Given request ▸
In the material below, the lines containing the word "formano" are required; copy each of them.

──────── Records to use

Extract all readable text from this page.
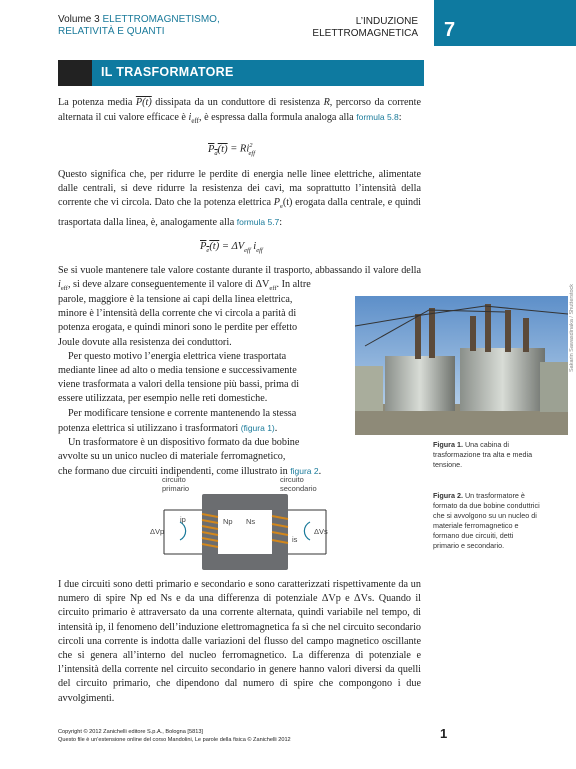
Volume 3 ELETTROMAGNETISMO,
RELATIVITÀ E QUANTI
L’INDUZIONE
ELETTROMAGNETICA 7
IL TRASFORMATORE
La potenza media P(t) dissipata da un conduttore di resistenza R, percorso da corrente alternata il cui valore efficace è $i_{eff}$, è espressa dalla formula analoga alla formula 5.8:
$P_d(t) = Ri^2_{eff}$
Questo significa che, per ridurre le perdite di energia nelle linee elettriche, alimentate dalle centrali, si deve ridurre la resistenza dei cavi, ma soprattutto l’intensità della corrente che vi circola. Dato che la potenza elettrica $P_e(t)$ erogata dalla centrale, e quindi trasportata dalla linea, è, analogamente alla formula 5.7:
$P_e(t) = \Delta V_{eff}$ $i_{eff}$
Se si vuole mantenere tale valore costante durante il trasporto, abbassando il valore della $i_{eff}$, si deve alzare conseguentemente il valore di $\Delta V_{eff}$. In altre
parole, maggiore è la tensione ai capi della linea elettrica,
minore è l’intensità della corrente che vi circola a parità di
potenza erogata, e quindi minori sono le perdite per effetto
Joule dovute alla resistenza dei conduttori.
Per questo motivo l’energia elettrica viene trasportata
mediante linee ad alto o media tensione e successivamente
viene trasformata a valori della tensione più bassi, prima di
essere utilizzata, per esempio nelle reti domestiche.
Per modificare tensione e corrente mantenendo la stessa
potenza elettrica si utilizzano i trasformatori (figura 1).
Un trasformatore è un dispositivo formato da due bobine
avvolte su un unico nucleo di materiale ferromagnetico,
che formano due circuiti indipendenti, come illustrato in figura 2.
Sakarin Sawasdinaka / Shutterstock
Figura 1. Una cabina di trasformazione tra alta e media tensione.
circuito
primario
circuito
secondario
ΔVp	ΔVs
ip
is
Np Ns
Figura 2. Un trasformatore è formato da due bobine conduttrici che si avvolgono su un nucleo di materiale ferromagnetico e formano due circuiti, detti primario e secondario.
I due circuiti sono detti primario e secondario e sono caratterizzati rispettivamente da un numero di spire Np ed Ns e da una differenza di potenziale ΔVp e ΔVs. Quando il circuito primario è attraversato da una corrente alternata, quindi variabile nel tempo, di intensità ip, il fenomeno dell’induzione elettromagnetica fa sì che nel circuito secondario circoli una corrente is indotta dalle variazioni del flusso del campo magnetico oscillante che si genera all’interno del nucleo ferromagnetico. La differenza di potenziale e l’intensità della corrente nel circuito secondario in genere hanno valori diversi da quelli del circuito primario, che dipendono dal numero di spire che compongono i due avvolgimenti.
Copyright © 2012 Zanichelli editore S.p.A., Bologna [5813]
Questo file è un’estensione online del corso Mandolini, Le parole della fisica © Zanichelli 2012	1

────────────────
──────── Records to use

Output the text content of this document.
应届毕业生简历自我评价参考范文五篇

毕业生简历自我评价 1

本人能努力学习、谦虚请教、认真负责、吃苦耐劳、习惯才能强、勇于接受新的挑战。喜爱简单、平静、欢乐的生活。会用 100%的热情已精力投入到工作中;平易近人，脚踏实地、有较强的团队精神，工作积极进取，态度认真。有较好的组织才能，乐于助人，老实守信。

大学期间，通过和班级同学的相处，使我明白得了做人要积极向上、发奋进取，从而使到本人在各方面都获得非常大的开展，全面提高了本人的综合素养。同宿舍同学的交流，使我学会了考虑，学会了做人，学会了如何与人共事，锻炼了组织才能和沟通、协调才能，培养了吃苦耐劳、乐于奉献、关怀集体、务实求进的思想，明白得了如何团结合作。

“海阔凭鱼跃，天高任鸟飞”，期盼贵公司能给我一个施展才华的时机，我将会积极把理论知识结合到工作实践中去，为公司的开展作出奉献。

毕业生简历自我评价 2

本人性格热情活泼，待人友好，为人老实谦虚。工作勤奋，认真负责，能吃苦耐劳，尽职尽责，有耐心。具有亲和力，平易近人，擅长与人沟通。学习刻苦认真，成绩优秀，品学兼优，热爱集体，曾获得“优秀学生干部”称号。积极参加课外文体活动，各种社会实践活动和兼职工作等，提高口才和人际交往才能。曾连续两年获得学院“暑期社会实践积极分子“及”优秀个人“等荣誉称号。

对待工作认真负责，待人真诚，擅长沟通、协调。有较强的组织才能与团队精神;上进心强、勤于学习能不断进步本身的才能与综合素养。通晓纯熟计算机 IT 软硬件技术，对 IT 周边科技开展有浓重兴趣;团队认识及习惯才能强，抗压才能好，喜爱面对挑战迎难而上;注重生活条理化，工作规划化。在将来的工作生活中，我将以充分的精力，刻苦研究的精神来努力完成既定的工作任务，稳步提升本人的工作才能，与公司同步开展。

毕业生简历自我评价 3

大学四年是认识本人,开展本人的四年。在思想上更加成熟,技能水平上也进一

────────────────

Response to the task ▸
che formano due circuiti indipendenti, come illustrato in figura 2.
Figura 2. Un trasformatore è formato da due bobine conduttrici che si avvolgono su un nucleo di materiale ferromagnetico e formano due circuiti, detti primario e secondario.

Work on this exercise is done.